— Begin Input for this task —
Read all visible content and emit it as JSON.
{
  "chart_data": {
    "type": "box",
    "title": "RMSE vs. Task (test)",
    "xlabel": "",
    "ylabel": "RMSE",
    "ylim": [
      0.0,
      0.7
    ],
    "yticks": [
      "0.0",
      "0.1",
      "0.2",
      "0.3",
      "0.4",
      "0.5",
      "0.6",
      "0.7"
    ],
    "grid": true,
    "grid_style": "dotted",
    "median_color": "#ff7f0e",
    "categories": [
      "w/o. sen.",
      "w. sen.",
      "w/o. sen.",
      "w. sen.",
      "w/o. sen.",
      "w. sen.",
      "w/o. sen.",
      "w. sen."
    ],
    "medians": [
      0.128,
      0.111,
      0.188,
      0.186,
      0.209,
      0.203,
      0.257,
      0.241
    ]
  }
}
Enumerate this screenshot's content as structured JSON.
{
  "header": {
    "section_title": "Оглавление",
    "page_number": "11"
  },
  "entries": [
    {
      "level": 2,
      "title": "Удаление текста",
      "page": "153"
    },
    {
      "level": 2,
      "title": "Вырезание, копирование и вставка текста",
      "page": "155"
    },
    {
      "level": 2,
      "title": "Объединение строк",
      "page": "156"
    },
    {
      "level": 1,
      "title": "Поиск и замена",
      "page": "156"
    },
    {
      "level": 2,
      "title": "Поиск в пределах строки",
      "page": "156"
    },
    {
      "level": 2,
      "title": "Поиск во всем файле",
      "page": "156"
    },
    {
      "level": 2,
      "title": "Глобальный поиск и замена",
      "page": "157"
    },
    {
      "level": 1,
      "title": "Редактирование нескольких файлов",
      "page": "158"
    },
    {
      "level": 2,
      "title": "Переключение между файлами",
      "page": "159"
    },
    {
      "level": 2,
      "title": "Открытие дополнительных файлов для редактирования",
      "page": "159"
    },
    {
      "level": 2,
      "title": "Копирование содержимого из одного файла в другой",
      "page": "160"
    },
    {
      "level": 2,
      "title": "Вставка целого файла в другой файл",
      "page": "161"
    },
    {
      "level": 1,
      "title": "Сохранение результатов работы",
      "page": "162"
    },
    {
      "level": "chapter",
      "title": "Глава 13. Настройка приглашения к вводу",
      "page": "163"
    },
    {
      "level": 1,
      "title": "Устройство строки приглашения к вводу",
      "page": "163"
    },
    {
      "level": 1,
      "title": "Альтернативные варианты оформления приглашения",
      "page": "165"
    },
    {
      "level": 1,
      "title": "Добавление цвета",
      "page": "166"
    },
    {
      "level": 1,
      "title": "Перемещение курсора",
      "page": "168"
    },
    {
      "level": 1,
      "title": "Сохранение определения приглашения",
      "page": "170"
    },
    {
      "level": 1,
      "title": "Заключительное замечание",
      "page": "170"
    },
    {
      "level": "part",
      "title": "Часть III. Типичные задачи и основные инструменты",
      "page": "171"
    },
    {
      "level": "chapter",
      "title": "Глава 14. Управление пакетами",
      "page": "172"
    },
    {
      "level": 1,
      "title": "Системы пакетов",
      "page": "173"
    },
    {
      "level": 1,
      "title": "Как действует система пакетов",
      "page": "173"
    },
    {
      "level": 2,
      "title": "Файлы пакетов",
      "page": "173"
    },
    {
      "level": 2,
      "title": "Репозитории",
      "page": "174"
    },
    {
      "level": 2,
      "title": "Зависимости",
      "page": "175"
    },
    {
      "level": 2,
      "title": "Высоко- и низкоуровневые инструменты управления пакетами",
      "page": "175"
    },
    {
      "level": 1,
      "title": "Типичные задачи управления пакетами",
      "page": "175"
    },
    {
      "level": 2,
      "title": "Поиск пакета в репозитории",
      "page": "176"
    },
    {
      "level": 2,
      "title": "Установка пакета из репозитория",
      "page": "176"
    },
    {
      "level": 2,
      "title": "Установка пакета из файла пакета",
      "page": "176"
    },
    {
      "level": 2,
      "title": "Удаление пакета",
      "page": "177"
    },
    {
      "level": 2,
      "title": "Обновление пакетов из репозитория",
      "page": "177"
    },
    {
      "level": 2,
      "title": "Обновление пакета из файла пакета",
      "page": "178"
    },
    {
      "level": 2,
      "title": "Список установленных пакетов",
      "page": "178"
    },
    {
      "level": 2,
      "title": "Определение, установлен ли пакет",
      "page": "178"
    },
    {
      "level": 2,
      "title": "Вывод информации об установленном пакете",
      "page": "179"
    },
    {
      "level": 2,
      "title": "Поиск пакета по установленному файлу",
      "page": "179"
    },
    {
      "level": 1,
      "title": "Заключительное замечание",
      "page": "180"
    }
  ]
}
— End Input for this task —
Task prompt
Find the string "Установка" in the listing and return every line that holds it.

Response
      "title": "Установка пакета из репозитория",
      "title": "Установка пакета из файла пакета",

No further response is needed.